→ What to produce:
Each entry that follows is to be retyped exactly. Pictures do not belong in the copy.

(Stored data)
* Start *
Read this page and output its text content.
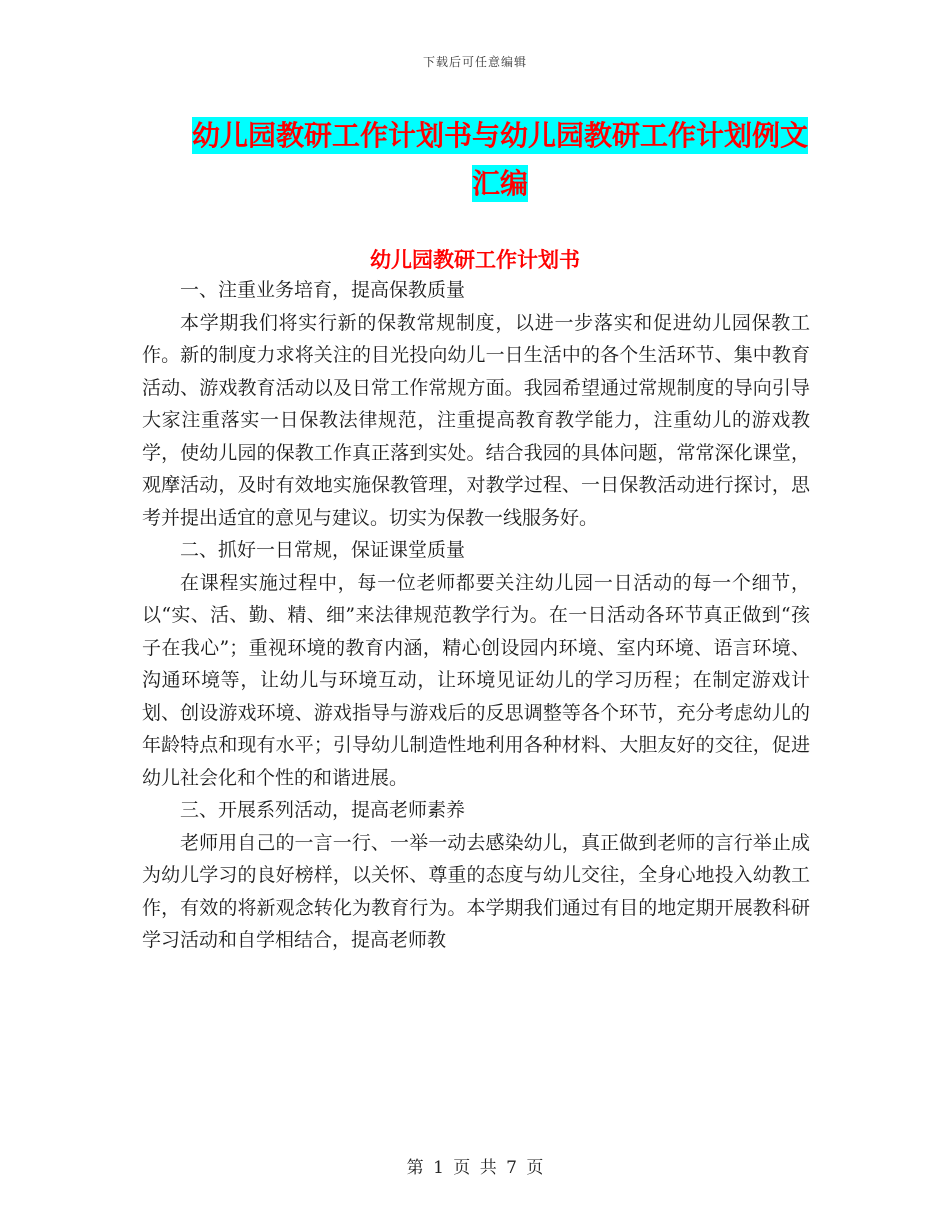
下载后可任意编辑
幼儿园教研工作计划书与幼儿园教研工作计划例文汇编
幼儿园教研工作计划书

一、注重业务培育，提高保教质量

本学期我们将实行新的保教常规制度，以进一步落实和促进幼儿园保教工作。新的制度力求将关注的目光投向幼儿一日生活中的各个生活环节、集中教育活动、游戏教育活动以及日常工作常规方面。我园希望通过常规制度的导向引导大家注重落实一日保教法律规范，注重提高教育教学能力，注重幼儿的游戏教学，使幼儿园的保教工作真正落到实处。结合我园的具体问题，常常深化课堂，观摩活动，及时有效地实施保教管理，对教学过程、一日保教活动进行探讨，思考并提出适宜的意见与建议。切实为保教一线服务好。

二、抓好一日常规，保证课堂质量

在课程实施过程中，每一位老师都要关注幼儿园一日活动的每一个细节，以“实、活、勤、精、细”来法律规范教学行为。在一日活动各环节真正做到“孩子在我心”；重视环境的教育内涵，精心创设园内环境、室内环境、语言环境、沟通环境等，让幼儿与环境互动，让环境见证幼儿的学习历程；在制定游戏计划、创设游戏环境、游戏指导与游戏后的反思调整等各个环节，充分考虑幼儿的年龄特点和现有水平；引导幼儿制造性地利用各种材料、大胆友好的交往，促进幼儿社会化和个性的和谐进展。

三、开展系列活动，提高老师素养

老师用自己的一言一行、一举一动去感染幼儿，真正做到老师的言行举止成为幼儿学习的良好榜样，以关怀、尊重的态度与幼儿交往，全身心地投入幼教工作，有效的将新观念转化为教育行为。本学期我们通过有目的地定期开展教科研学习活动和自学相结合，提高老师教

第 1 页 共 7 页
* End *
→ Answer below:
Read this page and output its text content.
下载后可任意编辑
幼儿园教研工作计划书与幼儿园教研工作计划例文汇编
幼儿园教研工作计划书

一、注重业务培育，提高保教质量

本学期我们将实行新的保教常规制度，以进一步落实和促进幼儿园保教工作。新的制度力求将关注的目光投向幼儿一日生活中的各个生活环节、集中教育活动、游戏教育活动以及日常工作常规方面。我园希望通过常规制度的导向引导大家注重落实一日保教法律规范，注重提高教育教学能力，注重幼儿的游戏教学，使幼儿园的保教工作真正落到实处。结合我园的具体问题，常常深化课堂，观摩活动，及时有效地实施保教管理，对教学过程、一日保教活动进行探讨，思考并提出适宜的意见与建议。切实为保教一线服务好。

二、抓好一日常规，保证课堂质量

在课程实施过程中，每一位老师都要关注幼儿园一日活动的每一个细节，以“实、活、勤、精、细”来法律规范教学行为。在一日活动各环节真正做到“孩子在我心”；重视环境的教育内涵，精心创设园内环境、室内环境、语言环境、沟通环境等，让幼儿与环境互动，让环境见证幼儿的学习历程；在制定游戏计划、创设游戏环境、游戏指导与游戏后的反思调整等各个环节，充分考虑幼儿的年龄特点和现有水平；引导幼儿制造性地利用各种材料、大胆友好的交往，促进幼儿社会化和个性的和谐进展。

三、开展系列活动，提高老师素养

老师用自己的一言一行、一举一动去感染幼儿，真正做到老师的言行举止成为幼儿学习的良好榜样，以关怀、尊重的态度与幼儿交往，全身心地投入幼教工作，有效的将新观念转化为教育行为。本学期我们通过有目的地定期开展教科研学习活动和自学相结合，提高老师教

第 1 页 共 7 页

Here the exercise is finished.